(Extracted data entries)
○ ○ ○ ○ ○
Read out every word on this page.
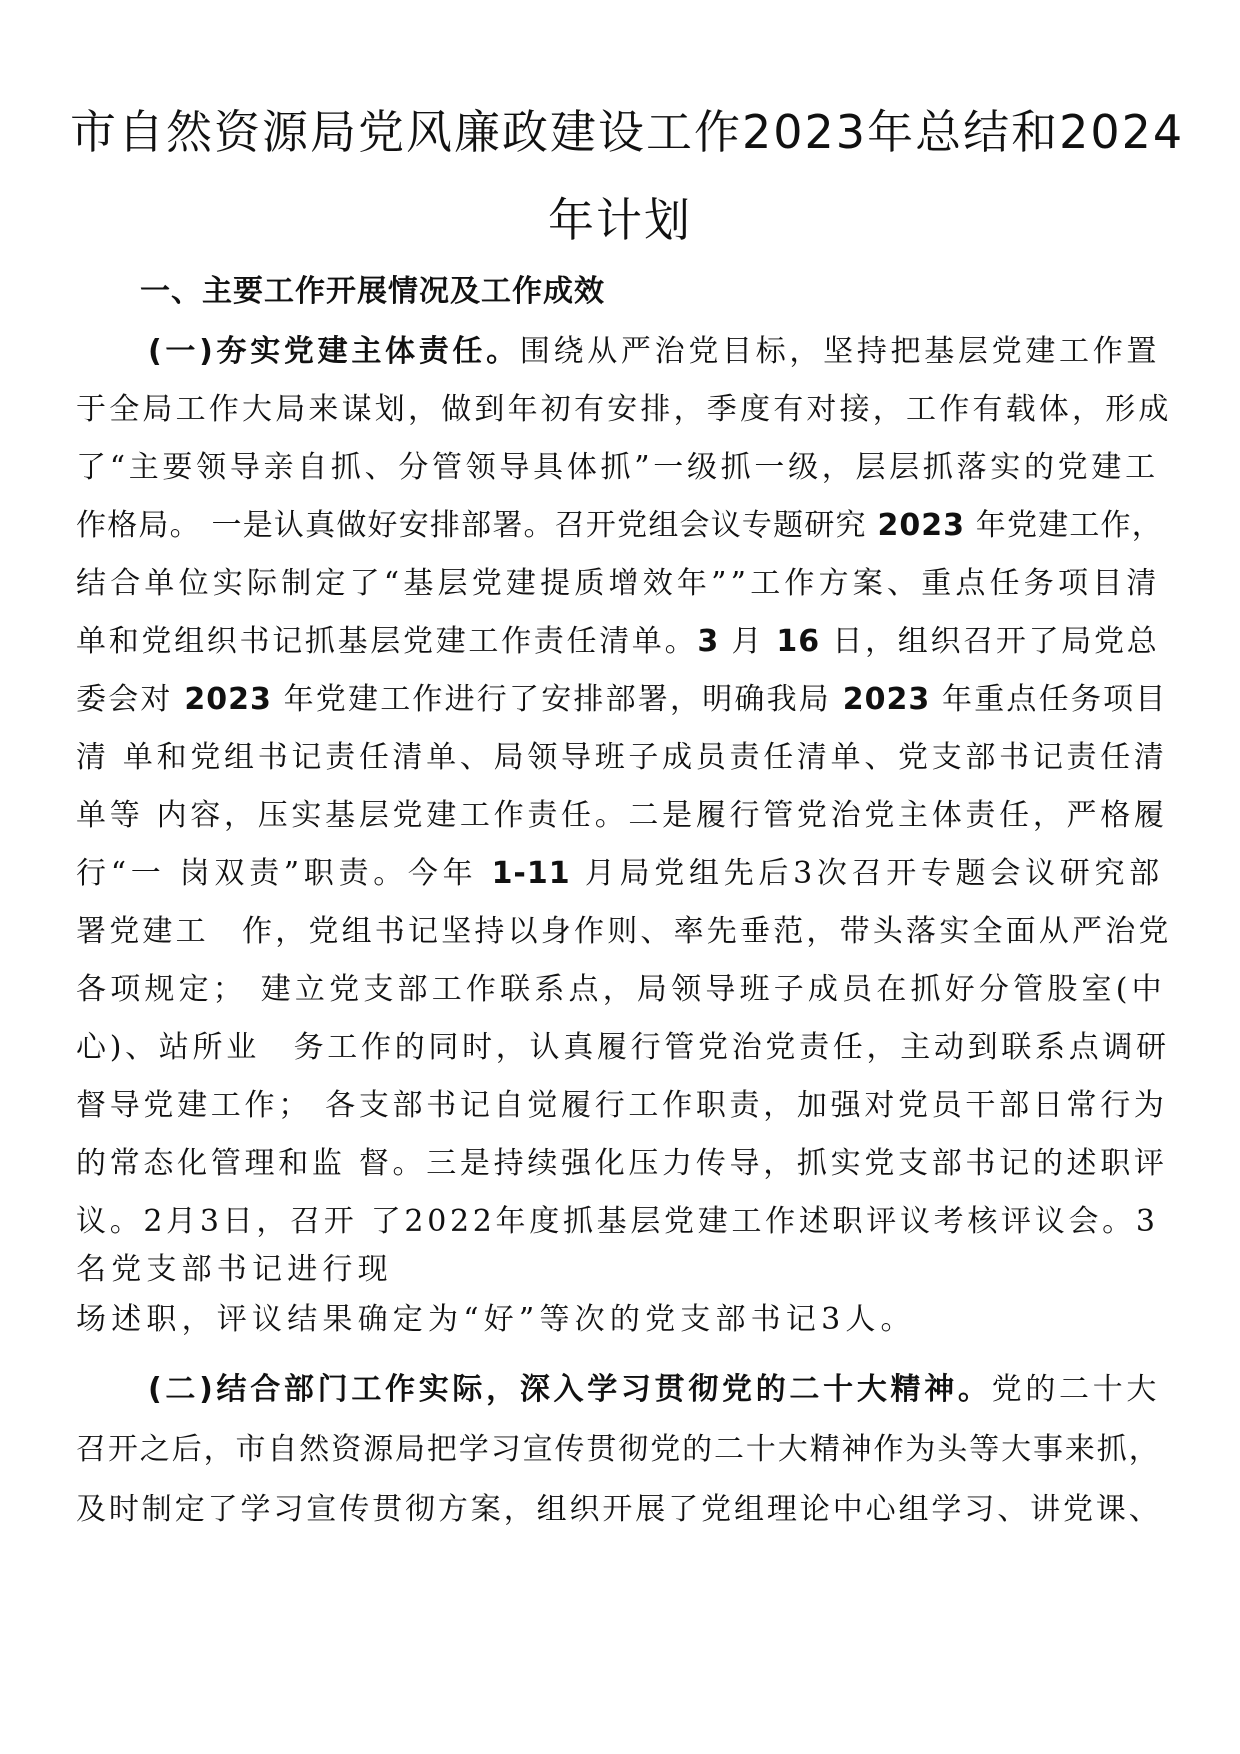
市自然资源局党风廉政建设工作2023年总结和2024
年计划
一、主要工作开展情况及工作成效

(一)夯实党建主体责任。围绕从严治党目标，坚持把基层党建工作置

于全局工作大局来谋划，做到年初有安排，季度有对接，工作有载体，形成

了“主要领导亲自抓、分管领导具体抓”一级抓一级，层层抓落实的党建工

作格局。 一是认真做好安排部署。召开党组会议专题研究 2023 年党建工作，

结合单位实际制定了“基层党建提质增效年””工作方案、重点任务项目清

单和党组织书记抓基层党建工作责任清单。3 月 16 日，组织召开了局党总

委会对 2023 年党建工作进行了安排部署，明确我局 2023 年重点任务项目

清 单和党组书记责任清单、局领导班子成员责任清单、党支部书记责任清

单等 内容，压实基层党建工作责任。二是履行管党治党主体责任，严格履

行“一 岗双责”职责。今年 1-11 月局党组先后3次召开专题会议研究部

署党建工　作，党组书记坚持以身作则、率先垂范，带头落实全面从严治党

各项规定； 建立党支部工作联系点，局领导班子成员在抓好分管股室(中

心)、站所业　务工作的同时，认真履行管党治党责任，主动到联系点调研

督导党建工作； 各支部书记自觉履行工作职责，加强对党员干部日常行为

的常态化管理和监 督。三是持续强化压力传导，抓实党支部书记的述职评

议。2月3日，召开 了2022年度抓基层党建工作述职评议考核评议会。3

名党支部书记进行现

场述职，评议结果确定为“好”等次的党支部书记3人。

(二)结合部门工作实际，深入学习贯彻党的二十大精神。党的二十大

召开之后，市自然资源局把学习宣传贯彻党的二十大精神作为头等大事来抓，

及时制定了学习宣传贯彻方案，组织开展了党组理论中心组学习、讲党课、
○ ○ ○ ○ ○
Set down every record once more, word for word, without pictures.

■ **OUTPUT OF THE TASK**
Read out every word on this page.
市自然资源局党风廉政建设工作2023年总结和2024
年计划
一、主要工作开展情况及工作成效

(一)夯实党建主体责任。围绕从严治党目标，坚持把基层党建工作置

于全局工作大局来谋划，做到年初有安排，季度有对接，工作有载体，形成

了“主要领导亲自抓、分管领导具体抓”一级抓一级，层层抓落实的党建工

作格局。 一是认真做好安排部署。召开党组会议专题研究 2023 年党建工作，

结合单位实际制定了“基层党建提质增效年””工作方案、重点任务项目清

单和党组织书记抓基层党建工作责任清单。3 月 16 日，组织召开了局党总

委会对 2023 年党建工作进行了安排部署，明确我局 2023 年重点任务项目

清 单和党组书记责任清单、局领导班子成员责任清单、党支部书记责任清

单等 内容，压实基层党建工作责任。二是履行管党治党主体责任，严格履

行“一 岗双责”职责。今年 1-11 月局党组先后3次召开专题会议研究部

署党建工　作，党组书记坚持以身作则、率先垂范，带头落实全面从严治党

各项规定； 建立党支部工作联系点，局领导班子成员在抓好分管股室(中

心)、站所业　务工作的同时，认真履行管党治党责任，主动到联系点调研

督导党建工作； 各支部书记自觉履行工作职责，加强对党员干部日常行为

的常态化管理和监 督。三是持续强化压力传导，抓实党支部书记的述职评

议。2月3日，召开 了2022年度抓基层党建工作述职评议考核评议会。3

名党支部书记进行现

场述职，评议结果确定为“好”等次的党支部书记3人。

(二)结合部门工作实际，深入学习贯彻党的二十大精神。党的二十大

召开之后，市自然资源局把学习宣传贯彻党的二十大精神作为头等大事来抓，

及时制定了学习宣传贯彻方案，组织开展了党组理论中心组学习、讲党课、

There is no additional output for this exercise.